- _REQUEST_: Filter the listing below, copying every line in which the word "вопросы" appears.

- _THE INPUT_:
----------------
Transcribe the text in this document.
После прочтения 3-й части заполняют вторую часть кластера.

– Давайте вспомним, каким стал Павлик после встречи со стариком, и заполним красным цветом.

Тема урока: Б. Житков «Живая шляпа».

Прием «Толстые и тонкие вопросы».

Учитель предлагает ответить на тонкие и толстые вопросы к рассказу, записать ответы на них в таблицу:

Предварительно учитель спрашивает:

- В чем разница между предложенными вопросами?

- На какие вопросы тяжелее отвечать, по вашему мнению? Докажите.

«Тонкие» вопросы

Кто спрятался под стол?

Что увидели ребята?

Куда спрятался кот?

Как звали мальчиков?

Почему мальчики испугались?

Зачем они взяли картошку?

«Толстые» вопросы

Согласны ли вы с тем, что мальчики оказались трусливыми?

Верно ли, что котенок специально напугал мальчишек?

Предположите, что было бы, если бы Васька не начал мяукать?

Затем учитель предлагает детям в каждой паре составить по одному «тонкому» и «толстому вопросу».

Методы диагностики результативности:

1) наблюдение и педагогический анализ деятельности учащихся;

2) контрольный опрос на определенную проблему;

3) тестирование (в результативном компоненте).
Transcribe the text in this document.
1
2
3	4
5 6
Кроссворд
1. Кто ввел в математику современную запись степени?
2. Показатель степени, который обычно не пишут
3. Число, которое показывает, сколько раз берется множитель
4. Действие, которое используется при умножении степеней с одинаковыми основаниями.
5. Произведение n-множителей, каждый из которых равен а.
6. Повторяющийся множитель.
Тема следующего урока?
----------------
- _THE OUTPUT_:
Прием «Толстые и тонкие вопросы».
Учитель предлагает ответить на тонкие и толстые вопросы к рассказу, записать ответы на них в таблицу:
- На какие вопросы тяжелее отвечать, по вашему мнению? Докажите.
«Тонкие» вопросы
«Толстые» вопросы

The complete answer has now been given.